Give every line again exactly as it appears, please, but not the pictures.

* * * * * * * * *

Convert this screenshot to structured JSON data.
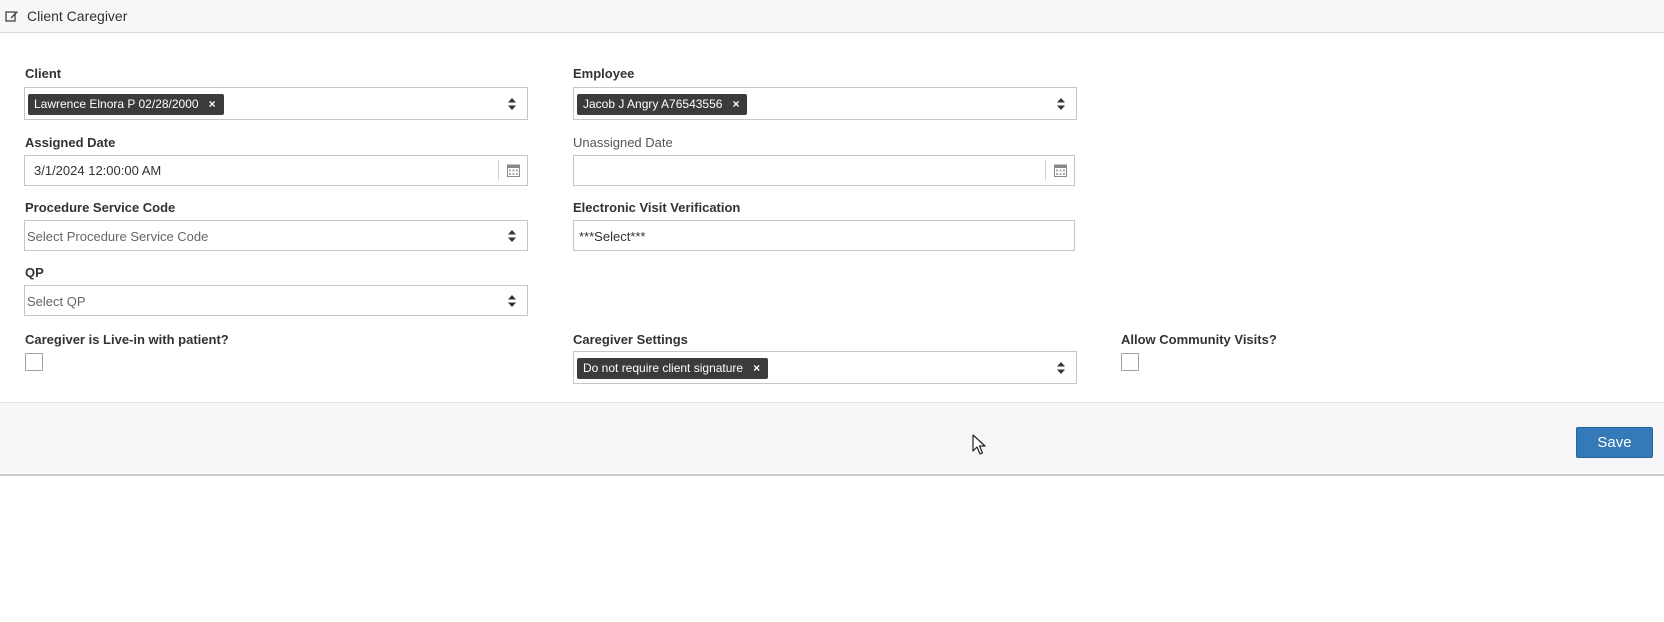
{
  "header": {
    "title": "Client Caregiver",
    "icon": "edit-icon"
  },
  "form": {
    "client": {
      "label": "Client",
      "selected_tag": "Lawrence Elnora P 02/28/2000",
      "remove_glyph": "×"
    },
    "employee": {
      "label": "Employee",
      "selected_tag": "Jacob J Angry A76543556",
      "remove_glyph": "×"
    },
    "assigned_date": {
      "label": "Assigned Date",
      "value": "3/1/2024 12:00:00 AM"
    },
    "unassigned_date": {
      "label": "Unassigned Date",
      "value": ""
    },
    "procedure_service_code": {
      "label": "Procedure Service Code",
      "placeholder": "Select Procedure Service Code"
    },
    "evv": {
      "label": "Electronic Visit Verification",
      "value": "***Select***"
    },
    "qp": {
      "label": "QP",
      "placeholder": "Select QP"
    },
    "live_in": {
      "label": "Caregiver is Live-in with patient?",
      "checked": false
    },
    "caregiver_settings": {
      "label": "Caregiver Settings",
      "selected_tag": "Do not require client signature",
      "remove_glyph": "×"
    },
    "community_visits": {
      "label": "Allow Community Visits?",
      "checked": false
    }
  },
  "footer": {
    "save_label": "Save"
  },
  "colors": {
    "primary_button": "#347ab8",
    "tag_background": "#3b3b3b",
    "header_background": "#f7f7f9"
  }
}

* * * * * * * * *

> [Reply]
Convert this screenshot to structured JSON data.
{
  "header": {
    "title": "Client Caregiver",
    "icon": "edit-icon"
  },
  "form": {
    "client": {
      "label": "Client",
      "selected_tag": "Lawrence Elnora P 02/28/2000",
      "remove_glyph": "×"
    },
    "employee": {
      "label": "Employee",
      "selected_tag": "Jacob J Angry A76543556",
      "remove_glyph": "×"
    },
    "assigned_date": {
      "label": "Assigned Date",
      "value": "3/1/2024 12:00:00 AM"
    },
    "unassigned_date": {
      "label": "Unassigned Date",
      "value": ""
    },
    "procedure_service_code": {
      "label": "Procedure Service Code",
      "placeholder": "Select Procedure Service Code"
    },
    "evv": {
      "label": "Electronic Visit Verification",
      "value": "***Select***"
    },
    "qp": {
      "label": "QP",
      "placeholder": "Select QP"
    },
    "live_in": {
      "label": "Caregiver is Live-in with patient?",
      "checked": false
    },
    "caregiver_settings": {
      "label": "Caregiver Settings",
      "selected_tag": "Do not require client signature",
      "remove_glyph": "×"
    },
    "community_visits": {
      "label": "Allow Community Visits?",
      "checked": false
    }
  },
  "footer": {
    "save_label": "Save"
  },
  "colors": {
    "primary_button": "#347ab8",
    "tag_background": "#3b3b3b",
    "header_background": "#f7f7f9"
  }
}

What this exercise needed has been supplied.